## GIVEN EXERCISE
Using the material that follows, identify and copy each line with the string "JSON".

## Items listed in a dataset
---*---

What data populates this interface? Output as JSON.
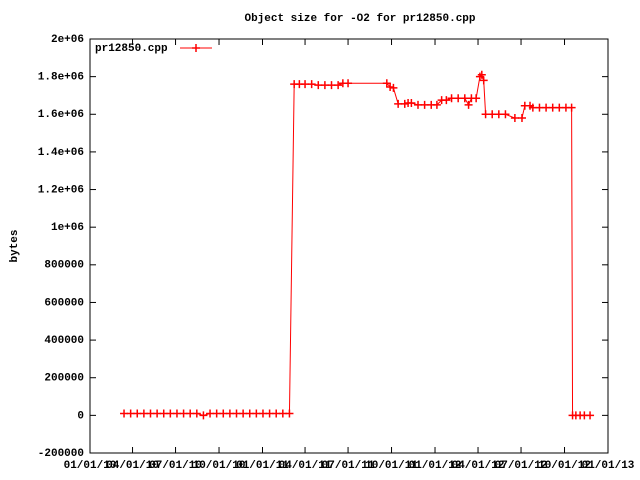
{
  "chart_data": {
    "type": "line",
    "title": "Object size for -O2 for pr12850.cpp",
    "y_label": "bytes",
    "legend_position": "top-left",
    "xlim": [
      "2010-01-01",
      "2013-01-01"
    ],
    "xticks": [
      {
        "value": "2010-01-01",
        "label": "01/01/10"
      },
      {
        "value": "2010-04-01",
        "label": "04/01/10"
      },
      {
        "value": "2010-07-01",
        "label": "07/01/10"
      },
      {
        "value": "2010-10-01",
        "label": "10/01/10"
      },
      {
        "value": "2011-01-01",
        "label": "01/01/11"
      },
      {
        "value": "2011-04-01",
        "label": "04/01/11"
      },
      {
        "value": "2011-07-01",
        "label": "07/01/11"
      },
      {
        "value": "2011-10-01",
        "label": "10/01/11"
      },
      {
        "value": "2012-01-01",
        "label": "01/01/12"
      },
      {
        "value": "2012-04-01",
        "label": "04/01/12"
      },
      {
        "value": "2012-07-01",
        "label": "07/01/12"
      },
      {
        "value": "2012-10-01",
        "label": "10/01/12"
      },
      {
        "value": "2013-01-01",
        "label": "01/01/13"
      }
    ],
    "ylim": [
      -200000,
      2000000
    ],
    "yticks": [
      -200000,
      0,
      200000,
      400000,
      600000,
      800000,
      {
        "value": 1000000,
        "label": "1e+06"
      },
      {
        "value": 1200000,
        "label": "1.2e+06"
      },
      {
        "value": 1400000,
        "label": "1.4e+06"
      },
      {
        "value": 1600000,
        "label": "1.6e+06"
      },
      {
        "value": 1800000,
        "label": "1.8e+06"
      },
      {
        "value": 2000000,
        "label": "2e+06"
      }
    ],
    "x": [
      "2010-03-14",
      "2010-03-28",
      "2010-04-11",
      "2010-04-25",
      "2010-05-09",
      "2010-05-23",
      "2010-06-06",
      "2010-06-20",
      "2010-07-04",
      "2010-07-18",
      "2010-08-01",
      "2010-08-15",
      "2010-08-29",
      "2010-09-12",
      "2010-09-26",
      "2010-10-10",
      "2010-10-24",
      "2010-11-07",
      "2010-11-21",
      "2010-12-05",
      "2010-12-19",
      "2011-01-02",
      "2011-01-16",
      "2011-01-30",
      "2011-02-13",
      "2011-02-27",
      "2011-03-09",
      "2011-03-20",
      "2011-04-01",
      "2011-04-15",
      "2011-04-29",
      "2011-05-13",
      "2011-05-27",
      "2011-06-10",
      "2011-06-20",
      "2011-07-01",
      "2011-09-21",
      "2011-09-28",
      "2011-10-05",
      "2011-10-15",
      "2011-10-29",
      "2011-11-05",
      "2011-11-12",
      "2011-11-26",
      "2011-12-10",
      "2011-12-24",
      "2012-01-05",
      "2012-01-15",
      "2012-01-25",
      "2012-02-05",
      "2012-02-19",
      "2012-03-04",
      "2012-03-12",
      "2012-03-18",
      "2012-03-28",
      "2012-04-05",
      "2012-04-09",
      "2012-04-13",
      "2012-04-17",
      "2012-05-01",
      "2012-05-15",
      "2012-05-29",
      "2012-06-18",
      "2012-07-03",
      "2012-07-09",
      "2012-07-20",
      "2012-07-26",
      "2012-08-09",
      "2012-08-23",
      "2012-09-06",
      "2012-09-20",
      "2012-10-04",
      "2012-10-16",
      "2012-10-18",
      "2012-10-25",
      "2012-11-03",
      "2012-11-12",
      "2012-11-24"
    ],
    "series": [
      {
        "name": "pr12850.cpp",
        "color": "#ff0000",
        "values": [
          10000,
          10000,
          10000,
          10000,
          10000,
          10000,
          10000,
          10000,
          10000,
          10000,
          10000,
          10000,
          0,
          10000,
          10000,
          10000,
          10000,
          10000,
          10000,
          10000,
          10000,
          10000,
          10000,
          10000,
          10000,
          10000,
          1760000,
          1760000,
          1760000,
          1760000,
          1755000,
          1755000,
          1755000,
          1755000,
          1765000,
          1765000,
          1765000,
          1745000,
          1740000,
          1655000,
          1655000,
          1660000,
          1660000,
          1650000,
          1650000,
          1650000,
          1650000,
          1675000,
          1675000,
          1685000,
          1685000,
          1685000,
          1650000,
          1685000,
          1685000,
          1800000,
          1810000,
          1780000,
          1600000,
          1600000,
          1600000,
          1600000,
          1580000,
          1580000,
          1645000,
          1645000,
          1635000,
          1635000,
          1635000,
          1635000,
          1635000,
          1635000,
          1635000,
          0,
          0,
          0,
          0,
          0
        ]
      }
    ]
  }
}
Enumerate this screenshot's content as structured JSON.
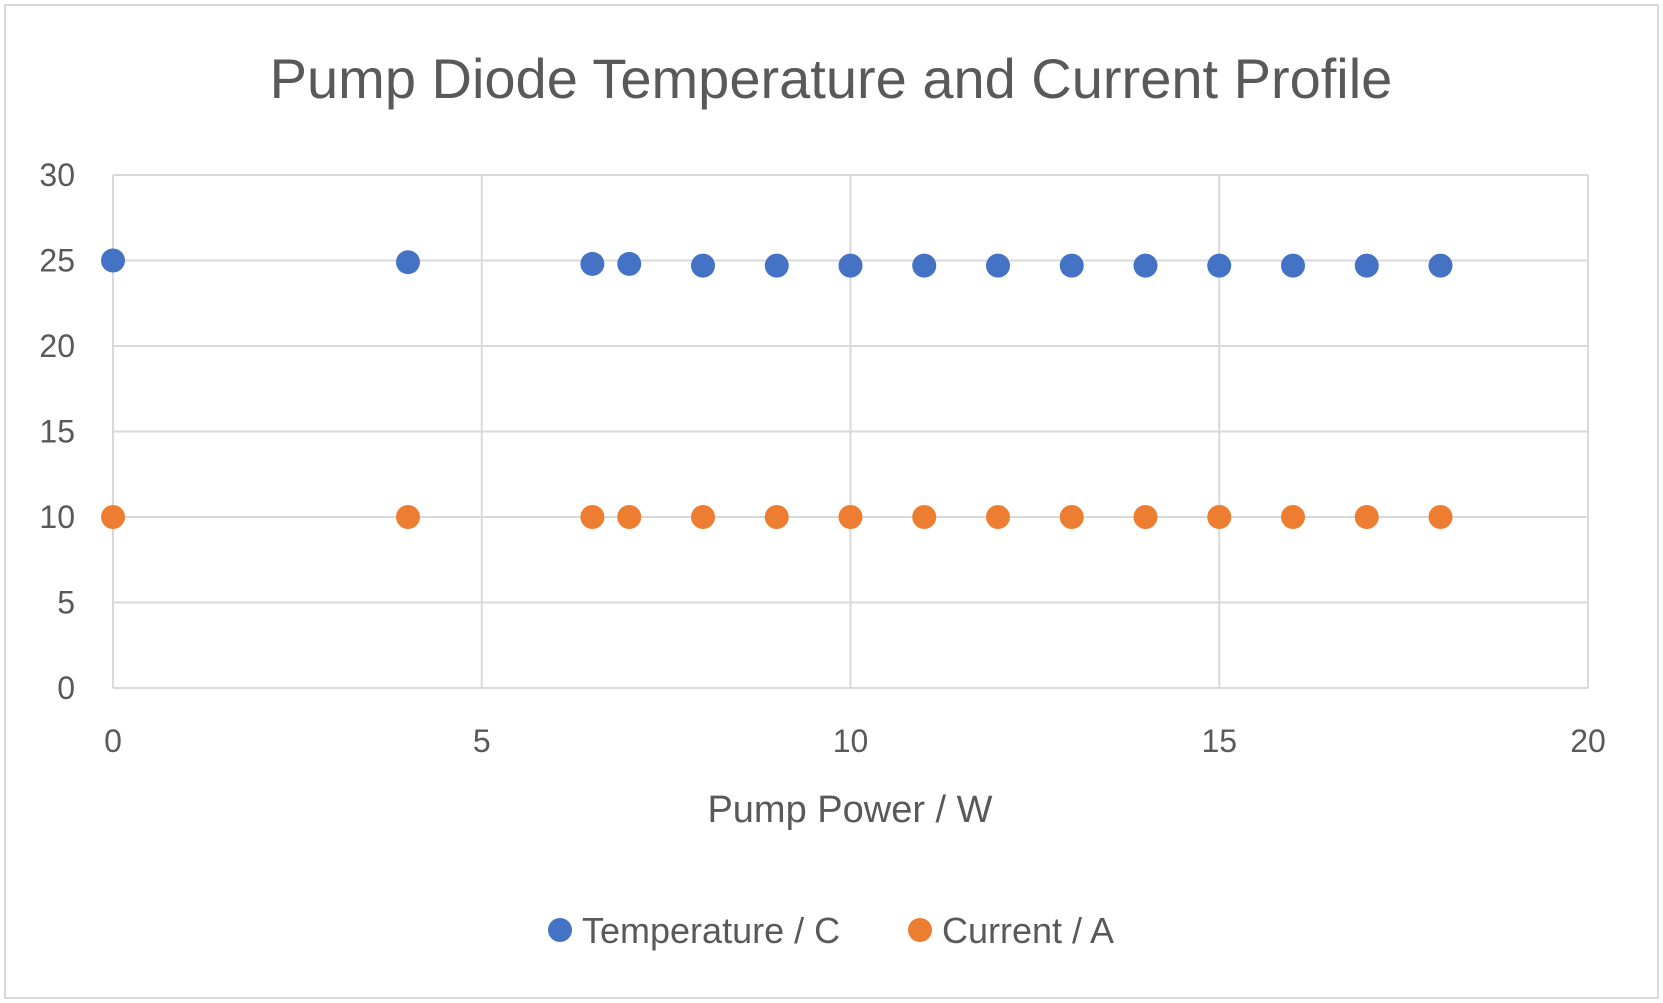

---*---

## WORKED SOLUTION
What data populates this interface? Output as JSON.
Enumerate this screenshot's content as structured JSON.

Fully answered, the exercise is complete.